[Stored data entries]
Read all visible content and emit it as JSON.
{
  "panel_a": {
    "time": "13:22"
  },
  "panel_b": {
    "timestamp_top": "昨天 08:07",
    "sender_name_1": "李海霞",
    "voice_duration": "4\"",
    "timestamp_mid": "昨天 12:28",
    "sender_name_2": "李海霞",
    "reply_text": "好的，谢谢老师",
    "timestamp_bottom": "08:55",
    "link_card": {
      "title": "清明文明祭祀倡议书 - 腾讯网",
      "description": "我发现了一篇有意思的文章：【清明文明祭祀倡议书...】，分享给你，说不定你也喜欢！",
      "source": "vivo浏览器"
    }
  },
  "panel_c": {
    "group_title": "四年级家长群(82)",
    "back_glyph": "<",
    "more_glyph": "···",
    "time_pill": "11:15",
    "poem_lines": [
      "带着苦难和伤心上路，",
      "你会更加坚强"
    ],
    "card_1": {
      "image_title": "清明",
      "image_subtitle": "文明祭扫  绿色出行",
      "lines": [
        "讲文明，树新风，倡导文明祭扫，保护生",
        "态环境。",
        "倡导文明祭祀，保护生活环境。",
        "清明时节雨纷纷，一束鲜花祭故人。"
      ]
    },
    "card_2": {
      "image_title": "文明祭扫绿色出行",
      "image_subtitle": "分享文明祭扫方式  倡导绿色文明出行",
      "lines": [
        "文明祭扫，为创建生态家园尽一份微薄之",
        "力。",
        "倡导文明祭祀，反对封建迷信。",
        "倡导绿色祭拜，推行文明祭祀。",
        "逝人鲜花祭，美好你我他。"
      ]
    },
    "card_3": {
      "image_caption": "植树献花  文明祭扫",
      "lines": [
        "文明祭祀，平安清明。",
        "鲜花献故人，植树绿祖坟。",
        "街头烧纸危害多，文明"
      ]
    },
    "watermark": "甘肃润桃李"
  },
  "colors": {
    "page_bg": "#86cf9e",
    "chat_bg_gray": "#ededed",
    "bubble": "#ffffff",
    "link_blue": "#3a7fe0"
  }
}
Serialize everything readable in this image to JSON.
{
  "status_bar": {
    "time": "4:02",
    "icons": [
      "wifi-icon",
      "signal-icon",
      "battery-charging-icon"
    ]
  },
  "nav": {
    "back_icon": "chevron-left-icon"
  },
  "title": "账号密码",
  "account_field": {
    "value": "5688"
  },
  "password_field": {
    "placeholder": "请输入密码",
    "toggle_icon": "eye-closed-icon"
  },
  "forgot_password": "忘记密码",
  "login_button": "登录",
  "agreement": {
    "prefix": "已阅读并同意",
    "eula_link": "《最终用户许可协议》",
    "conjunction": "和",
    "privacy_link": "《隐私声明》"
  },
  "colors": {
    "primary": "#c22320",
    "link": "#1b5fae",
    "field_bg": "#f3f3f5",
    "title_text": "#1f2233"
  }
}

§ GIVEN INSTRUCTION
Repeat only the stretch of lines that begins at the line containing "Serialize everything readable" and ends at the last line above, both included.

§ THE OUTPUT
Serialize everything readable in this image to JSON.
{
  "status_bar": {
    "time": "4:02",
    "icons": [
      "wifi-icon",
      "signal-icon",
      "battery-charging-icon"
    ]
  },
  "nav": {
    "back_icon": "chevron-left-icon"
  },
  "title": "账号密码",
  "account_field": {
    "value": "5688"
  },
  "password_field": {
    "placeholder": "请输入密码",
    "toggle_icon": "eye-closed-icon"
  },
  "forgot_password": "忘记密码",
  "login_button": "登录",
  "agreement": {
    "prefix": "已阅读并同意",
    "eula_link": "《最终用户许可协议》",
    "conjunction": "和",
    "privacy_link": "《隐私声明》"
  },
  "colors": {
    "primary": "#c22320",
    "link": "#1b5fae",
    "field_bg": "#f3f3f5",
    "title_text": "#1f2233"
  }
}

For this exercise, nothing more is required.